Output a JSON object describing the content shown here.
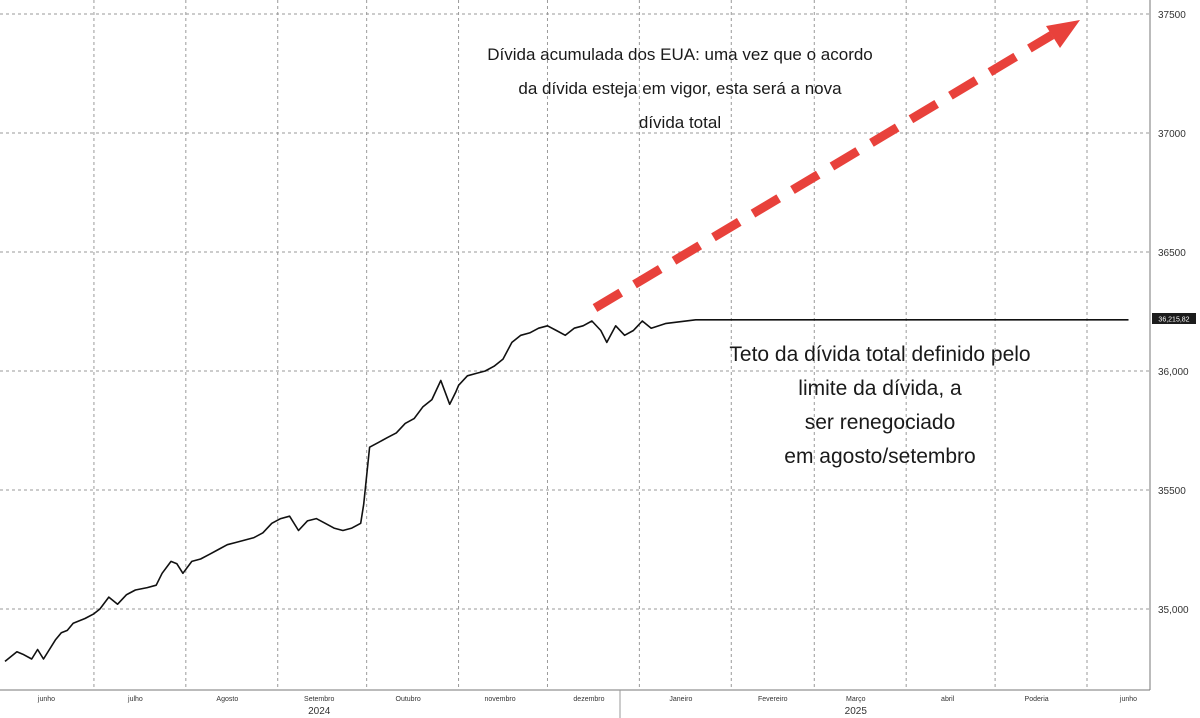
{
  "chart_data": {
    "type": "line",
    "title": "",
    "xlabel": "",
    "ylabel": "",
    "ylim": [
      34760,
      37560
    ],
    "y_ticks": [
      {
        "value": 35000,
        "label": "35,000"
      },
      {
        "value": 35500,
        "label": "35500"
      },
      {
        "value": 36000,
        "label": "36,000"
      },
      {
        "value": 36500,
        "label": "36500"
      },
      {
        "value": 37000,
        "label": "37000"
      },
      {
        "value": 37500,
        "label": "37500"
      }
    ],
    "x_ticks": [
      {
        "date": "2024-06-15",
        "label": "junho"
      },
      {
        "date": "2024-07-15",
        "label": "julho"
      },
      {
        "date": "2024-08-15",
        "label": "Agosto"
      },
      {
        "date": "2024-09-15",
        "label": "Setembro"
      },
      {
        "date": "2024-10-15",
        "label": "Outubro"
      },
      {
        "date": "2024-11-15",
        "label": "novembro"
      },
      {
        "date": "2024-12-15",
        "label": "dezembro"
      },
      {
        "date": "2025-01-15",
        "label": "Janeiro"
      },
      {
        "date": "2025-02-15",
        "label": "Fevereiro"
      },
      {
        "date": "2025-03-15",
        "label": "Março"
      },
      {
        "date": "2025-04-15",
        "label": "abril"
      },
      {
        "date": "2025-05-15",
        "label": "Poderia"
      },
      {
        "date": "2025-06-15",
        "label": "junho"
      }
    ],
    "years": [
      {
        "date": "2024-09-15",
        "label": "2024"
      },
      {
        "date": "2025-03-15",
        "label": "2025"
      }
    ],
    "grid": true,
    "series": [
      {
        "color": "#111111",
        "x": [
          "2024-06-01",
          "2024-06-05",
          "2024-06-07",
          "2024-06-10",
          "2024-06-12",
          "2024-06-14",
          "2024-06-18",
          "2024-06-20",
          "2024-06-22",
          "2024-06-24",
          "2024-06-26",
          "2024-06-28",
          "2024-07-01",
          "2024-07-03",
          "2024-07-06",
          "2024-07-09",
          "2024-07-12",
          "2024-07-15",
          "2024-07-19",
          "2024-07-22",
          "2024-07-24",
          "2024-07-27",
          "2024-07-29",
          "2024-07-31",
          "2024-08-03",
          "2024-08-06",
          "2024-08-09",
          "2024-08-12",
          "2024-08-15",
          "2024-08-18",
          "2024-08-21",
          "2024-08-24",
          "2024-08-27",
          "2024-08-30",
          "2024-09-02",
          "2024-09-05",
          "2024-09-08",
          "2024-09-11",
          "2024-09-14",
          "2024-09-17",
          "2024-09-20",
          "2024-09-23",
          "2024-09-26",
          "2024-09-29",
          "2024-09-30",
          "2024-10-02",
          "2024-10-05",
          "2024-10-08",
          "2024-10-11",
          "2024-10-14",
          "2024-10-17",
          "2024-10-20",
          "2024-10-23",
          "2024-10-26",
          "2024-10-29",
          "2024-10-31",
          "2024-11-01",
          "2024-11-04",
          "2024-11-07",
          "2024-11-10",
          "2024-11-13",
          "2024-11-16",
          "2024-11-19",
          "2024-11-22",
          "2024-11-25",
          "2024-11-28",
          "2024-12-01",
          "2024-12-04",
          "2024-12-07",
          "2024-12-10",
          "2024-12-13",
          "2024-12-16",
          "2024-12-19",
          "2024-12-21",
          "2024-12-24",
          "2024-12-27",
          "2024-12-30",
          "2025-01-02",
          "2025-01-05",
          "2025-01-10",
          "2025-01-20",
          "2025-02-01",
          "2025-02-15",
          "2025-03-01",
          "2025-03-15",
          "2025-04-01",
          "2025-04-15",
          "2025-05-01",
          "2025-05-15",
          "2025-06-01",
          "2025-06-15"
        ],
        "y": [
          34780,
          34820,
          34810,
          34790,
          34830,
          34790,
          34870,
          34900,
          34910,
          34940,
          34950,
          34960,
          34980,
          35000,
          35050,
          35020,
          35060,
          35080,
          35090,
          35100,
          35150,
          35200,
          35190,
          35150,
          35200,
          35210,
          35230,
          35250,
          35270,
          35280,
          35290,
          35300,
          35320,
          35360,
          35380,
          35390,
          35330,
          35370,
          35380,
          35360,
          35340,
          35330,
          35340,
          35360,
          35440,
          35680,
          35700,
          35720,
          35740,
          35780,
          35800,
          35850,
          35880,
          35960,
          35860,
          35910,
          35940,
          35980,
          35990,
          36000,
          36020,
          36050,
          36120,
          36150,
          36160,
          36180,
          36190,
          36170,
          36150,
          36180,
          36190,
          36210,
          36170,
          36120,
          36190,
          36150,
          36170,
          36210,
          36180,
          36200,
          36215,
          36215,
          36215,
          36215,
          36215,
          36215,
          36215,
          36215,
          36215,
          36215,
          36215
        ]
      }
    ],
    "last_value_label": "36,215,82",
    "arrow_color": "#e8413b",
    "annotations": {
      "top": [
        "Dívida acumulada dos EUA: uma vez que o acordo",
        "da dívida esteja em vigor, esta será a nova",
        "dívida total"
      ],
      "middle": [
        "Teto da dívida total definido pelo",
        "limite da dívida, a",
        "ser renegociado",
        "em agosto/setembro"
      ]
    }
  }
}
· · · · ·
Your goal
Your task is an exact transcription of all the data, minus the pictures.

Complete response
Output a JSON object describing the content shown here.
{
  "chart_data": {
    "type": "line",
    "title": "",
    "xlabel": "",
    "ylabel": "",
    "ylim": [
      34760,
      37560
    ],
    "y_ticks": [
      {
        "value": 35000,
        "label": "35,000"
      },
      {
        "value": 35500,
        "label": "35500"
      },
      {
        "value": 36000,
        "label": "36,000"
      },
      {
        "value": 36500,
        "label": "36500"
      },
      {
        "value": 37000,
        "label": "37000"
      },
      {
        "value": 37500,
        "label": "37500"
      }
    ],
    "x_ticks": [
      {
        "date": "2024-06-15",
        "label": "junho"
      },
      {
        "date": "2024-07-15",
        "label": "julho"
      },
      {
        "date": "2024-08-15",
        "label": "Agosto"
      },
      {
        "date": "2024-09-15",
        "label": "Setembro"
      },
      {
        "date": "2024-10-15",
        "label": "Outubro"
      },
      {
        "date": "2024-11-15",
        "label": "novembro"
      },
      {
        "date": "2024-12-15",
        "label": "dezembro"
      },
      {
        "date": "2025-01-15",
        "label": "Janeiro"
      },
      {
        "date": "2025-02-15",
        "label": "Fevereiro"
      },
      {
        "date": "2025-03-15",
        "label": "Março"
      },
      {
        "date": "2025-04-15",
        "label": "abril"
      },
      {
        "date": "2025-05-15",
        "label": "Poderia"
      },
      {
        "date": "2025-06-15",
        "label": "junho"
      }
    ],
    "years": [
      {
        "date": "2024-09-15",
        "label": "2024"
      },
      {
        "date": "2025-03-15",
        "label": "2025"
      }
    ],
    "grid": true,
    "series": [
      {
        "color": "#111111",
        "x": [
          "2024-06-01",
          "2024-06-05",
          "2024-06-07",
          "2024-06-10",
          "2024-06-12",
          "2024-06-14",
          "2024-06-18",
          "2024-06-20",
          "2024-06-22",
          "2024-06-24",
          "2024-06-26",
          "2024-06-28",
          "2024-07-01",
          "2024-07-03",
          "2024-07-06",
          "2024-07-09",
          "2024-07-12",
          "2024-07-15",
          "2024-07-19",
          "2024-07-22",
          "2024-07-24",
          "2024-07-27",
          "2024-07-29",
          "2024-07-31",
          "2024-08-03",
          "2024-08-06",
          "2024-08-09",
          "2024-08-12",
          "2024-08-15",
          "2024-08-18",
          "2024-08-21",
          "2024-08-24",
          "2024-08-27",
          "2024-08-30",
          "2024-09-02",
          "2024-09-05",
          "2024-09-08",
          "2024-09-11",
          "2024-09-14",
          "2024-09-17",
          "2024-09-20",
          "2024-09-23",
          "2024-09-26",
          "2024-09-29",
          "2024-09-30",
          "2024-10-02",
          "2024-10-05",
          "2024-10-08",
          "2024-10-11",
          "2024-10-14",
          "2024-10-17",
          "2024-10-20",
          "2024-10-23",
          "2024-10-26",
          "2024-10-29",
          "2024-10-31",
          "2024-11-01",
          "2024-11-04",
          "2024-11-07",
          "2024-11-10",
          "2024-11-13",
          "2024-11-16",
          "2024-11-19",
          "2024-11-22",
          "2024-11-25",
          "2024-11-28",
          "2024-12-01",
          "2024-12-04",
          "2024-12-07",
          "2024-12-10",
          "2024-12-13",
          "2024-12-16",
          "2024-12-19",
          "2024-12-21",
          "2024-12-24",
          "2024-12-27",
          "2024-12-30",
          "2025-01-02",
          "2025-01-05",
          "2025-01-10",
          "2025-01-20",
          "2025-02-01",
          "2025-02-15",
          "2025-03-01",
          "2025-03-15",
          "2025-04-01",
          "2025-04-15",
          "2025-05-01",
          "2025-05-15",
          "2025-06-01",
          "2025-06-15"
        ],
        "y": [
          34780,
          34820,
          34810,
          34790,
          34830,
          34790,
          34870,
          34900,
          34910,
          34940,
          34950,
          34960,
          34980,
          35000,
          35050,
          35020,
          35060,
          35080,
          35090,
          35100,
          35150,
          35200,
          35190,
          35150,
          35200,
          35210,
          35230,
          35250,
          35270,
          35280,
          35290,
          35300,
          35320,
          35360,
          35380,
          35390,
          35330,
          35370,
          35380,
          35360,
          35340,
          35330,
          35340,
          35360,
          35440,
          35680,
          35700,
          35720,
          35740,
          35780,
          35800,
          35850,
          35880,
          35960,
          35860,
          35910,
          35940,
          35980,
          35990,
          36000,
          36020,
          36050,
          36120,
          36150,
          36160,
          36180,
          36190,
          36170,
          36150,
          36180,
          36190,
          36210,
          36170,
          36120,
          36190,
          36150,
          36170,
          36210,
          36180,
          36200,
          36215,
          36215,
          36215,
          36215,
          36215,
          36215,
          36215,
          36215,
          36215,
          36215,
          36215
        ]
      }
    ],
    "last_value_label": "36,215,82",
    "arrow_color": "#e8413b",
    "annotations": {
      "top": [
        "Dívida acumulada dos EUA: uma vez que o acordo",
        "da dívida esteja em vigor, esta será a nova",
        "dívida total"
      ],
      "middle": [
        "Teto da dívida total definido pelo",
        "limite da dívida, a",
        "ser renegociado",
        "em agosto/setembro"
      ]
    }
  }
}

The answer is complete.